• [Goal] Within the material below, find each line bearing the word "adsorption" and present it.

[Stored dataset items]
----
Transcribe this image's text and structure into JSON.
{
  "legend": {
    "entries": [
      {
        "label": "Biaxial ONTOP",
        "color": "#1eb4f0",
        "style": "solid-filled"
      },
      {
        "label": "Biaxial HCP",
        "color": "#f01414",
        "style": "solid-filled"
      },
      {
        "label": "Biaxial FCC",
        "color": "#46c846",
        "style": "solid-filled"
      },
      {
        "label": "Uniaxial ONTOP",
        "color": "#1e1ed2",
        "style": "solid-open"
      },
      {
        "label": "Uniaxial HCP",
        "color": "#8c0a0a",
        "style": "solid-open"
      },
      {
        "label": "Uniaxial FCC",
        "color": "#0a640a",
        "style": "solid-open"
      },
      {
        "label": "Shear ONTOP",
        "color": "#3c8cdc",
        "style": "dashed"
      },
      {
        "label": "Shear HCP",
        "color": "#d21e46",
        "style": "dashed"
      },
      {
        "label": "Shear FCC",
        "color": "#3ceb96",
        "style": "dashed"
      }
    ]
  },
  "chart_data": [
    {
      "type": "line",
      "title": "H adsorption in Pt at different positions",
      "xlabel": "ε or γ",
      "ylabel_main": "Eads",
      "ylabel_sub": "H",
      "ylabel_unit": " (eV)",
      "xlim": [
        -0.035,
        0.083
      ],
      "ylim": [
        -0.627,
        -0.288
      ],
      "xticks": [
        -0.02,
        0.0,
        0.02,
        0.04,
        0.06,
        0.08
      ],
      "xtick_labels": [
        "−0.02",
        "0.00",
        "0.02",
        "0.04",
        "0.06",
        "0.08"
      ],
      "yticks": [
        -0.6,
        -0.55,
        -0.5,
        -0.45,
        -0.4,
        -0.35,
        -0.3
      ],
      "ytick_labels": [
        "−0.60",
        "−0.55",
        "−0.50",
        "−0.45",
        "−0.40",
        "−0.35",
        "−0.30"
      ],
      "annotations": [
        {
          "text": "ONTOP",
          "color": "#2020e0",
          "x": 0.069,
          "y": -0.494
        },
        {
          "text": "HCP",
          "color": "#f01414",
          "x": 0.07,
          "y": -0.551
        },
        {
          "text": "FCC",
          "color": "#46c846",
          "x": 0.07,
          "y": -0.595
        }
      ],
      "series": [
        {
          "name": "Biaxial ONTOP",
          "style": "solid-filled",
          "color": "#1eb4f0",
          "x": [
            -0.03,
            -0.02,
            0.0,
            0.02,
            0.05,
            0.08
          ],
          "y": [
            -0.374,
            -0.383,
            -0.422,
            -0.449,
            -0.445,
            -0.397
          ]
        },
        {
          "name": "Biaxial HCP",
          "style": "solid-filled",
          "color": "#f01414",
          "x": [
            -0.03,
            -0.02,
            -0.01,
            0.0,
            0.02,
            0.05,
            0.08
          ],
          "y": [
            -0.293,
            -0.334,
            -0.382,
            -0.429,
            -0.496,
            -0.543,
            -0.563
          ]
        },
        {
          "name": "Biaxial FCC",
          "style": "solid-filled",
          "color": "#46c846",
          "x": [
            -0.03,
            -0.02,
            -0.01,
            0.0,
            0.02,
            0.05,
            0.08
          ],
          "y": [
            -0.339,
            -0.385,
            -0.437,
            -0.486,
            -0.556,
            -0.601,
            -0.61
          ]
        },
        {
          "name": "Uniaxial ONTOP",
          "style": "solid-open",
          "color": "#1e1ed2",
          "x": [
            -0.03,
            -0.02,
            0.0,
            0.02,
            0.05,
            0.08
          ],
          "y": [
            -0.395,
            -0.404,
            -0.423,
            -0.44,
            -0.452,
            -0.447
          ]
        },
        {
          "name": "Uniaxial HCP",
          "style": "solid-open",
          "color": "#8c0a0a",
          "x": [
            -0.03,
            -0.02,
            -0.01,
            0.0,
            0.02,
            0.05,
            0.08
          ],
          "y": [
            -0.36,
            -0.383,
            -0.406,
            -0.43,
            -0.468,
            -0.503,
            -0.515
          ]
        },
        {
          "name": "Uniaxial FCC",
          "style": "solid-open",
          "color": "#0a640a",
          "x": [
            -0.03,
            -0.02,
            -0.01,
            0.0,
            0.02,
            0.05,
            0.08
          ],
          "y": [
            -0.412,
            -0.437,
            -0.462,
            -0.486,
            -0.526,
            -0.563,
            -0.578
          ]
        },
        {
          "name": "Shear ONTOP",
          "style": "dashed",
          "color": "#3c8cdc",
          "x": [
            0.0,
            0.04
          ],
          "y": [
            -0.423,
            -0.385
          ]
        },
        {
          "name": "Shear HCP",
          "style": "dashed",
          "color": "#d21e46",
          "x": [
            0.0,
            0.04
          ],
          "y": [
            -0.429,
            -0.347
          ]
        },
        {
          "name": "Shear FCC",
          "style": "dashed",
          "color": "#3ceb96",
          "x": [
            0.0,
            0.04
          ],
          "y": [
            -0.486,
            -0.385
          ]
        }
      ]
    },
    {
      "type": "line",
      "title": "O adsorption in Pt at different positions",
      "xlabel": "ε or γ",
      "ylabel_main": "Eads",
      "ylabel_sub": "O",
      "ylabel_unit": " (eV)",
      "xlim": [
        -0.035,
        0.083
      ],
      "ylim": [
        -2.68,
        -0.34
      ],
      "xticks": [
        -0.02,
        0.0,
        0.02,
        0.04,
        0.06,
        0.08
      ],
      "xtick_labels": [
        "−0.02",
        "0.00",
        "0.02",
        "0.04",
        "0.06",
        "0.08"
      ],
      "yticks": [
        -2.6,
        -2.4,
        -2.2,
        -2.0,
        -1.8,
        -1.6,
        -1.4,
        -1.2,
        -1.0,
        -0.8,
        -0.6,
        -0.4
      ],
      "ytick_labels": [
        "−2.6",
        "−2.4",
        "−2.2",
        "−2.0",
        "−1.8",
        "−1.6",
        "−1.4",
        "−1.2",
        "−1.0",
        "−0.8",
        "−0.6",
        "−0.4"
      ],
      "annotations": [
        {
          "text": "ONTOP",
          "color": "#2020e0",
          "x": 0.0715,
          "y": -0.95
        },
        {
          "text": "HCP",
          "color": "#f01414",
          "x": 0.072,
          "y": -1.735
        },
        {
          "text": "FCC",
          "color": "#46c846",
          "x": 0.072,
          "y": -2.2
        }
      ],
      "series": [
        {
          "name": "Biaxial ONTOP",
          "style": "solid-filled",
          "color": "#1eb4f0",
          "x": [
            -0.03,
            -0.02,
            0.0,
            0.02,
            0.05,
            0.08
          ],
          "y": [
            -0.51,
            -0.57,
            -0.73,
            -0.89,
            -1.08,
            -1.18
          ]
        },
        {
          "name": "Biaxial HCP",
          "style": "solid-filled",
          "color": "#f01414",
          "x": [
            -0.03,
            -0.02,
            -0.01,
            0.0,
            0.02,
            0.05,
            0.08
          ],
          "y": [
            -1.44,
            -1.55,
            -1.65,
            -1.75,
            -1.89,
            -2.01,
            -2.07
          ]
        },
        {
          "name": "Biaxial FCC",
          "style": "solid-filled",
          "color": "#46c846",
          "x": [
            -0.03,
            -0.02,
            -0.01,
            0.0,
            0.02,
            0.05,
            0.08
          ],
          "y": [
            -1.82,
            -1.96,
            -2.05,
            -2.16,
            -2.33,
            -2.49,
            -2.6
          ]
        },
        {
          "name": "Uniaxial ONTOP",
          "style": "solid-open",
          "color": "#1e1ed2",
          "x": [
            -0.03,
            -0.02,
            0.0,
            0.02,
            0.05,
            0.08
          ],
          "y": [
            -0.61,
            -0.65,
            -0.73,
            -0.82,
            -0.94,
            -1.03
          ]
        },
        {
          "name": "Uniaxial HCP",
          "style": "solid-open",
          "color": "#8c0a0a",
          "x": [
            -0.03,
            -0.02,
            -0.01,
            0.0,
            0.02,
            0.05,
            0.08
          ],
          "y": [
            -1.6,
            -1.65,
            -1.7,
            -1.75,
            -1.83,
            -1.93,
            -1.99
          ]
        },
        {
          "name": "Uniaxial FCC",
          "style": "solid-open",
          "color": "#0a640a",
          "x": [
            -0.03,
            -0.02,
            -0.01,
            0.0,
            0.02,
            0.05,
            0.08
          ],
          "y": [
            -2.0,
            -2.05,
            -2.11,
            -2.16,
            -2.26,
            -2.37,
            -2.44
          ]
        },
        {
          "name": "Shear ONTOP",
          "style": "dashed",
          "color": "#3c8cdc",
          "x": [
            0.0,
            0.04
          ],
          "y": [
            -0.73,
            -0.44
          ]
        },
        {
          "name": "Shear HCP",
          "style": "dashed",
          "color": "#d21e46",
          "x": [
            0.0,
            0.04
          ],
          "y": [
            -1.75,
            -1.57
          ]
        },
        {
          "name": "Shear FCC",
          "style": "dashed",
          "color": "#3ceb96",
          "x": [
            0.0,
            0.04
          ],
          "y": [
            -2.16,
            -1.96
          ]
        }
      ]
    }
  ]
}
----
• [Written answer]
      "title": "H adsorption in Pt at different positions",
      "title": "O adsorption in Pt at different positions",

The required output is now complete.